▶ [STATED GOAL 1] Could you update the records from the line containing "List every element" through the line containing "sidebar-toc-title: 文章目录 <box>734", inclusive, so that "screenshot" becomes "screen capture" and nothing else changes? Leave the pictures out of your answer.

▶ [GIVEN PASSAGE]
********

This contribution, monetary in this example, is how I give back to this aspect of community. I internalize that I’m able to pick and choose. That’s self-reliance. I give money to Capitol Beer and Sushi, rather than Applebee’s. That’s contribution. If you have self-reliance and contribution, you have all the ingredients for happiness.

Obviously, that’s writ on a detached, macro, somewhat ancap level. It’s less messy when applied to personal relationships, like with your family. You need to know you’re not helpless, and you need to contribute to your family in some way, even if its something as subtle as with positive presence. Otherwise, you’re going to feel bad. Them’s the breaks.

One of my favorite bits is Adler saying “all problems are interpersonal relationship problems”. A sort of shiny spin on Hell being other people. Without other people gumming up the works, our problems would pretty much just be getting food. A life without other people wouldn’t be much of a life, but they certainly bring with them their cost.

I could go on, but won’t. Read the book. Here are some of my favorite excerpts.

“No matter what has occurred in your life up until this point, it should have no bearing at all on how you live from now on.”
Your past trauma, however developmental, is irrelevant. Each moment of a choice you make to continue living the way you always have. If that way isn’t working, choose to live differently.

Trauma is powerful, but only because we empower it with the meaning we extract from it.

********

▶ [RECORDED DATA]
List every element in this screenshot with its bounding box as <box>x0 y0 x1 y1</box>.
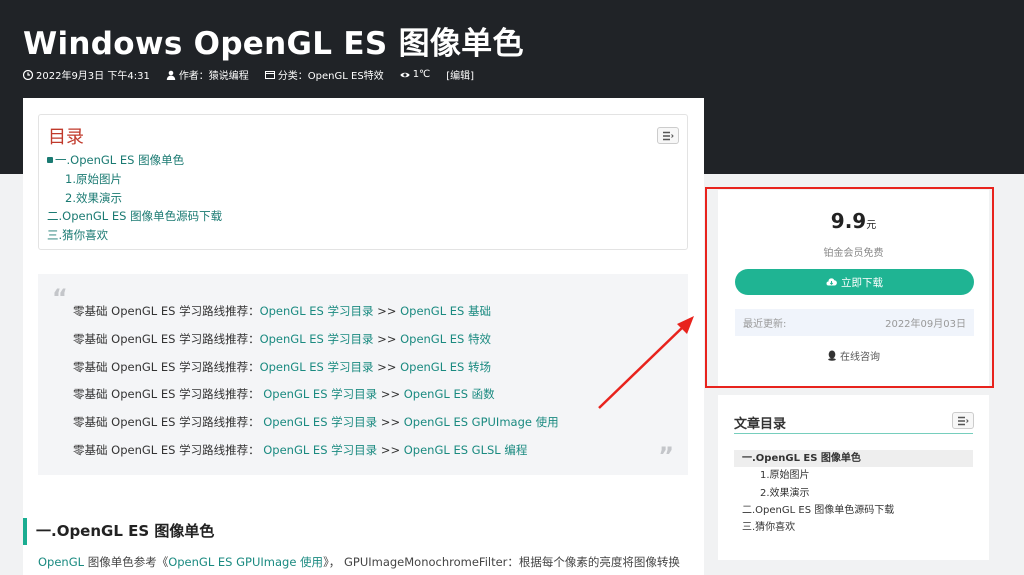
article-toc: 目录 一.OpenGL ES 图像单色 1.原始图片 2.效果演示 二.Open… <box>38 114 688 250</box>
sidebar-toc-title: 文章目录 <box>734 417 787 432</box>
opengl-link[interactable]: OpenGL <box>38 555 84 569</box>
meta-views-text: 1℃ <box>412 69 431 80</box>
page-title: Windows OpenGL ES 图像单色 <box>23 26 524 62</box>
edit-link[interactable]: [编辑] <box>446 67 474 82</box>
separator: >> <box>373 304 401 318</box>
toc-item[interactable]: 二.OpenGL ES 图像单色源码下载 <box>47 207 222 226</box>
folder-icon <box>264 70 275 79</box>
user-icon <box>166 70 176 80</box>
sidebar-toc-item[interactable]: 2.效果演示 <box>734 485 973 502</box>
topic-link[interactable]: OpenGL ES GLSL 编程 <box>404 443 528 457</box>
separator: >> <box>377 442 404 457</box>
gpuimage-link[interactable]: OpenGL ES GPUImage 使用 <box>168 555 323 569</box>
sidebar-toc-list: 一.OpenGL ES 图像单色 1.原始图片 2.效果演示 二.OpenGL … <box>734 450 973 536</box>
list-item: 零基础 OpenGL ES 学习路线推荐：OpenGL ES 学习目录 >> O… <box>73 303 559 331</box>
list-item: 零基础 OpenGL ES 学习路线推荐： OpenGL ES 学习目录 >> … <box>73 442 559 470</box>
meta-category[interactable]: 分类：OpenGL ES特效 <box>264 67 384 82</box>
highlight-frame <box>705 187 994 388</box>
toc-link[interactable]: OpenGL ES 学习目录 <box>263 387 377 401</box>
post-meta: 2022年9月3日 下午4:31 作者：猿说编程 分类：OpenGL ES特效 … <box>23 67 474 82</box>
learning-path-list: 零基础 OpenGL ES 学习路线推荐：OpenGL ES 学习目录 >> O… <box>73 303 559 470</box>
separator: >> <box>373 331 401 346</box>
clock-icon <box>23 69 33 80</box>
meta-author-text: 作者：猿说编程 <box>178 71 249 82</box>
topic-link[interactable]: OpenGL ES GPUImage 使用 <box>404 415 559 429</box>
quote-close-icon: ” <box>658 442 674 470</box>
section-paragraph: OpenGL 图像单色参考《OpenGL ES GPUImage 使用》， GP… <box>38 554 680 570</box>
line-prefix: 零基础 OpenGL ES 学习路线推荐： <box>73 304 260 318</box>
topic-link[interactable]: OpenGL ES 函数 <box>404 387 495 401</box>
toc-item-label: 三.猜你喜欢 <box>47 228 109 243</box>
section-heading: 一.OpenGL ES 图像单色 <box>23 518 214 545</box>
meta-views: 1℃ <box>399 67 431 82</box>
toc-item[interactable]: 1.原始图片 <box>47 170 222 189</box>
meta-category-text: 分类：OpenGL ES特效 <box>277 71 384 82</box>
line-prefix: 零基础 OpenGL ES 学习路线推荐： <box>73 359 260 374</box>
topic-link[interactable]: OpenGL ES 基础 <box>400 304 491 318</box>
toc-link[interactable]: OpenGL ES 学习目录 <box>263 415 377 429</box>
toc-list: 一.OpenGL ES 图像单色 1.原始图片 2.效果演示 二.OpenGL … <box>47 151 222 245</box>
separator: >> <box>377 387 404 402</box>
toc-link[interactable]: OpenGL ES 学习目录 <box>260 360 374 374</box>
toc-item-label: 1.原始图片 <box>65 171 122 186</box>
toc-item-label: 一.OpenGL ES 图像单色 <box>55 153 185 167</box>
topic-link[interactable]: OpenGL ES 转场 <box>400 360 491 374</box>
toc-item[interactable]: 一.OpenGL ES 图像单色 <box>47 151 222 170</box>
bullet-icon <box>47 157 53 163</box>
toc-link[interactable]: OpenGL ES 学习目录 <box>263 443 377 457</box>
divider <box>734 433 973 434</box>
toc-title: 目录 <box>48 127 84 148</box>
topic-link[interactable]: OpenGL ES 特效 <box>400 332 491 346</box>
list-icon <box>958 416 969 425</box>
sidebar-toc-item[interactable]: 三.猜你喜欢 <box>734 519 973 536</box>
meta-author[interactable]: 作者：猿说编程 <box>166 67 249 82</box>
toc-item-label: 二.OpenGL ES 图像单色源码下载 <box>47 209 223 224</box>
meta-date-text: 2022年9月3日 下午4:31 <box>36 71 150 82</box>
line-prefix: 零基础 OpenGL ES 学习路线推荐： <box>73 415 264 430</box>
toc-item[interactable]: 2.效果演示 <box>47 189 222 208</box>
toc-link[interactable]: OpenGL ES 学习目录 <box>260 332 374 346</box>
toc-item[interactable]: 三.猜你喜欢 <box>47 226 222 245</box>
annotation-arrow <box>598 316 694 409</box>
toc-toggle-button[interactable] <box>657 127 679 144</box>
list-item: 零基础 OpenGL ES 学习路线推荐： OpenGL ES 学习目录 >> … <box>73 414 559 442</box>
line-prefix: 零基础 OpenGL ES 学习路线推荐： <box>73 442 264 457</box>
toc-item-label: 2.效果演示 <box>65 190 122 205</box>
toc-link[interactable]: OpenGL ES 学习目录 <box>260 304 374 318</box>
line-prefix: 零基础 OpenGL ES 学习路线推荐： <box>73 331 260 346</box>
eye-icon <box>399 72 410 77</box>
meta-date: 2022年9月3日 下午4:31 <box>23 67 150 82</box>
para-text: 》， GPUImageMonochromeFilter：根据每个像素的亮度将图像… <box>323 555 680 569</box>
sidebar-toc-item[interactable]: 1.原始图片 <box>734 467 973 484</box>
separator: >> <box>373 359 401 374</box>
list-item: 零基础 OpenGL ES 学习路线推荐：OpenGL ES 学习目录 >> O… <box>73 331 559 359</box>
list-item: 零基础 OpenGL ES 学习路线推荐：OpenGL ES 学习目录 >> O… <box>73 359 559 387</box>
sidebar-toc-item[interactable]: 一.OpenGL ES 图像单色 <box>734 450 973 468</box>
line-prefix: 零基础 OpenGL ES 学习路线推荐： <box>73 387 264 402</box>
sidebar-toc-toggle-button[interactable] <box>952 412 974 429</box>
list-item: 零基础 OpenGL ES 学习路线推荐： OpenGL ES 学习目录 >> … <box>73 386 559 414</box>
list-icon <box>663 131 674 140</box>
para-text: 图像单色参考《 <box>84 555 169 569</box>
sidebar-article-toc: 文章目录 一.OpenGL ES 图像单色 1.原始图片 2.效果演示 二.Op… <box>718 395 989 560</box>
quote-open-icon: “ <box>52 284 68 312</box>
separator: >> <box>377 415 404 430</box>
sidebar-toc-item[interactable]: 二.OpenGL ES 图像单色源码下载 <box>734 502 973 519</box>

********

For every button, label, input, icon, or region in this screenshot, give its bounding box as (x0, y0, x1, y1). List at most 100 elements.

********

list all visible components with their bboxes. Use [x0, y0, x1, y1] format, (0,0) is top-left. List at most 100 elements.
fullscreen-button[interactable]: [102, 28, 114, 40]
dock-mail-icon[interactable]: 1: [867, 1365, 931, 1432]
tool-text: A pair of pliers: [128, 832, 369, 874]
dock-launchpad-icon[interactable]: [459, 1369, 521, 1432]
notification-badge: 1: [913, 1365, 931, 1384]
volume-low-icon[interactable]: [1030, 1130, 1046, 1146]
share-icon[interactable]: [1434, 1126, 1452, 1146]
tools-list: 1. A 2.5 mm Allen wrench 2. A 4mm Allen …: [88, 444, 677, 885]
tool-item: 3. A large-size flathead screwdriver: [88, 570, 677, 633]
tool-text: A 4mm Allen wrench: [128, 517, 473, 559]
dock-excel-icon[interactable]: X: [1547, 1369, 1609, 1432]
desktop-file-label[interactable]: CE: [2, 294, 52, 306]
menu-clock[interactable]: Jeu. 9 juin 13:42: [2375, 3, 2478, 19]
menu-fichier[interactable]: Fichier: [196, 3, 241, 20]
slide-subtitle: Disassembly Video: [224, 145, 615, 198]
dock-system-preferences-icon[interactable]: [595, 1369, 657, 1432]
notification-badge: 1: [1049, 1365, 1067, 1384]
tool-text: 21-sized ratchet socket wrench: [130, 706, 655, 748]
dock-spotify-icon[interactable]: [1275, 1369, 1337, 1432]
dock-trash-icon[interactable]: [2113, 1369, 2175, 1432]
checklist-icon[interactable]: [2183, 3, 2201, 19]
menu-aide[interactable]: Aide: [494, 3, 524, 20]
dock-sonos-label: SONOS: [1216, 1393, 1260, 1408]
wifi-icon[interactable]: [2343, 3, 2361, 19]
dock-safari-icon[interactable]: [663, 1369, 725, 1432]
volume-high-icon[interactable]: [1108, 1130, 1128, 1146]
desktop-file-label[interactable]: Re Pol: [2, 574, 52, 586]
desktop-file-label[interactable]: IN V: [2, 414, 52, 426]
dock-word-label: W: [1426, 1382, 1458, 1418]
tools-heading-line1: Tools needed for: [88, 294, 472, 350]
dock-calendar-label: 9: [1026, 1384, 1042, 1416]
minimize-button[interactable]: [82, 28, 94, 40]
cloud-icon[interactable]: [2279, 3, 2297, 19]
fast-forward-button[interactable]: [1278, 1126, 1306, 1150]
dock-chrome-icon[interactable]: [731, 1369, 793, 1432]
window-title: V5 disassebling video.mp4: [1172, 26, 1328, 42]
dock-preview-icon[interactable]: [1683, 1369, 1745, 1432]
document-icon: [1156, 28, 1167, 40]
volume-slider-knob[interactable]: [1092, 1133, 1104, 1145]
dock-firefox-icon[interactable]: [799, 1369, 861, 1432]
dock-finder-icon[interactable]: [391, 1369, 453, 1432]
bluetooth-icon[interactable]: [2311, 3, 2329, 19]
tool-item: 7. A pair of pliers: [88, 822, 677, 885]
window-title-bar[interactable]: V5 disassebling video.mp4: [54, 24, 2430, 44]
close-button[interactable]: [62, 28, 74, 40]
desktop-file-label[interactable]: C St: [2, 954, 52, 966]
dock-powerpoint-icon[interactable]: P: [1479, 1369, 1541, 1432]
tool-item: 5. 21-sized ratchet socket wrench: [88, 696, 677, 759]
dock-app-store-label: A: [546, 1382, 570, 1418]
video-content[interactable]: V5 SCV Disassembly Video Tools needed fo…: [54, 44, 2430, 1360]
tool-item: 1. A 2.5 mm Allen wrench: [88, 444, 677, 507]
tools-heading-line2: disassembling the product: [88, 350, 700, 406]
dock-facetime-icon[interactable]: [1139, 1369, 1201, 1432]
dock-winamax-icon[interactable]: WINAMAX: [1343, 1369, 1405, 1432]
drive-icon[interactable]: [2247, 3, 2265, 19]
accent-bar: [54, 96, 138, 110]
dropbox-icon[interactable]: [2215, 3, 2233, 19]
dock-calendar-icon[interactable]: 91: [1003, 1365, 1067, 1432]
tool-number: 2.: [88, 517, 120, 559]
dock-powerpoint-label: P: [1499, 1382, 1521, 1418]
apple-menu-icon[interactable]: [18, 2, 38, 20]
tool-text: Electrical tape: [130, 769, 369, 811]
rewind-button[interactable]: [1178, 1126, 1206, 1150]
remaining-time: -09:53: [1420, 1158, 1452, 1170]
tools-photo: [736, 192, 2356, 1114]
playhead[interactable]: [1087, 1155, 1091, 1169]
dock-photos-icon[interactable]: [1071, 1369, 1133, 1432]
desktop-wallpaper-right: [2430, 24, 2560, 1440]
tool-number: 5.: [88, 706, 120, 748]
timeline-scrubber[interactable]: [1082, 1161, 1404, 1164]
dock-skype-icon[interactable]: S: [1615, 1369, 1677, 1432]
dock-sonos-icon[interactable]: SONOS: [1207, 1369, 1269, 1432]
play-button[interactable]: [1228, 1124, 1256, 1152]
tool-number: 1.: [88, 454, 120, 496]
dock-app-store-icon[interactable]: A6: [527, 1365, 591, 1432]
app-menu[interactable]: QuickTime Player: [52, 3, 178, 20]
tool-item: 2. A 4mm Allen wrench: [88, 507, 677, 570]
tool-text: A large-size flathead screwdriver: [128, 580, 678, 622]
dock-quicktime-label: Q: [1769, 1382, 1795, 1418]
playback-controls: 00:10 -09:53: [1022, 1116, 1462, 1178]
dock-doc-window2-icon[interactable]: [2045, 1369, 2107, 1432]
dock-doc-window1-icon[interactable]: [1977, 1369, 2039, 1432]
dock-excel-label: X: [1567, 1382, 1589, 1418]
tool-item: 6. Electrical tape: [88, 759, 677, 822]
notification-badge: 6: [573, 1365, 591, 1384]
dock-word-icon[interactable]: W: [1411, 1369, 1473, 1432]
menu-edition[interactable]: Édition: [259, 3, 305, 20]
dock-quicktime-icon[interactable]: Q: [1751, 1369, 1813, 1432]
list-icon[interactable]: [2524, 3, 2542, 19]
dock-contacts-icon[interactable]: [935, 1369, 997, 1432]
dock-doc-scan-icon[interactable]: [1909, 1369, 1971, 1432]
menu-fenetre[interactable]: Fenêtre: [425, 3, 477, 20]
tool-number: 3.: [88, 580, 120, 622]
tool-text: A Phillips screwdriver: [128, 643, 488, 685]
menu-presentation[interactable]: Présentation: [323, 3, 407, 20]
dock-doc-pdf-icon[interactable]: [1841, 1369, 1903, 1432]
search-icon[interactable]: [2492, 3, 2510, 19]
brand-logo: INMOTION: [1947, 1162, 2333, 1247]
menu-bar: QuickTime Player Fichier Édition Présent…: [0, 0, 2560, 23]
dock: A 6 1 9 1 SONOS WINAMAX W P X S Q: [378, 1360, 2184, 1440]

********

▶ [STATED GOAL 2] Which businesses and people does the passage on self-reliance and contribution mention by name?

▶ [EXPECTED ANSWER 1]
List every element in this screen capture with its bounding box as <box>x0 y0 x1 y1</box>.
article-toc: 目录 一.OpenGL ES 图像单色 1.原始图片 2.效果演示 二.Open… <box>38 114 688 250</box>
sidebar-toc-title: 文章目录 <box>734 417 787 432</box>

▶ [EXPECTED ANSWER 2]
Capitol Beer and Sushi
Applebee’s
Adler